[Stored data]
>>>>

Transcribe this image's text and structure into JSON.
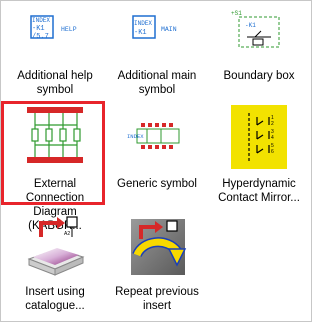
{
  "items": [
    {
      "label": "Additional help symbol",
      "icon": "additional-help-symbol-icon",
      "texts": [
        "INDEX",
        "-K1",
        "/5.7",
        "HELP"
      ]
    },
    {
      "label": "Additional main symbol",
      "icon": "additional-main-symbol-icon",
      "texts": [
        "INDEX",
        "-K1",
        "MAIN"
      ]
    },
    {
      "label": "Boundary box",
      "icon": "boundary-box-icon",
      "texts": [
        "+S1",
        "-K1"
      ]
    },
    {
      "label": "External Connection Diagram (KABGR...",
      "icon": "external-connection-diagram-icon",
      "selected": true
    },
    {
      "label": "Generic symbol",
      "icon": "generic-symbol-icon",
      "texts": [
        "INDEX"
      ]
    },
    {
      "label": "Hyperdynamic Contact Mirror...",
      "icon": "hyperdynamic-contact-mirror-icon"
    },
    {
      "label": "Insert using catalogue...",
      "icon": "insert-using-catalogue-icon"
    },
    {
      "label": "Repeat previous insert",
      "icon": "repeat-previous-insert-icon"
    }
  ],
  "colors": {
    "selection": "#e8242b",
    "symbol_blue": "#1f6fd1",
    "symbol_green": "#2f9a2f",
    "symbol_red": "#d62828",
    "yellow": "#f2e200",
    "arrow_yellow": "#f7d800",
    "arrow_blue": "#1a3fb8"
  }
}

<<<<

- [THE EXERCISE]:
Exclude all images and restate the records above word for word.

- [RESPONSE]:
Transcribe this image's text and structure into JSON.
{
  "items": [
    {
      "label": "Additional help symbol",
      "icon": "additional-help-symbol-icon",
      "texts": [
        "INDEX",
        "-K1",
        "/5.7",
        "HELP"
      ]
    },
    {
      "label": "Additional main symbol",
      "icon": "additional-main-symbol-icon",
      "texts": [
        "INDEX",
        "-K1",
        "MAIN"
      ]
    },
    {
      "label": "Boundary box",
      "icon": "boundary-box-icon",
      "texts": [
        "+S1",
        "-K1"
      ]
    },
    {
      "label": "External Connection Diagram (KABGR...",
      "icon": "external-connection-diagram-icon",
      "selected": true
    },
    {
      "label": "Generic symbol",
      "icon": "generic-symbol-icon",
      "texts": [
        "INDEX"
      ]
    },
    {
      "label": "Hyperdynamic Contact Mirror...",
      "icon": "hyperdynamic-contact-mirror-icon"
    },
    {
      "label": "Insert using catalogue...",
      "icon": "insert-using-catalogue-icon"
    },
    {
      "label": "Repeat previous insert",
      "icon": "repeat-previous-insert-icon"
    }
  ],
  "colors": {
    "selection": "#e8242b",
    "symbol_blue": "#1f6fd1",
    "symbol_green": "#2f9a2f",
    "symbol_red": "#d62828",
    "yellow": "#f2e200",
    "arrow_yellow": "#f7d800",
    "arrow_blue": "#1a3fb8"
  }
}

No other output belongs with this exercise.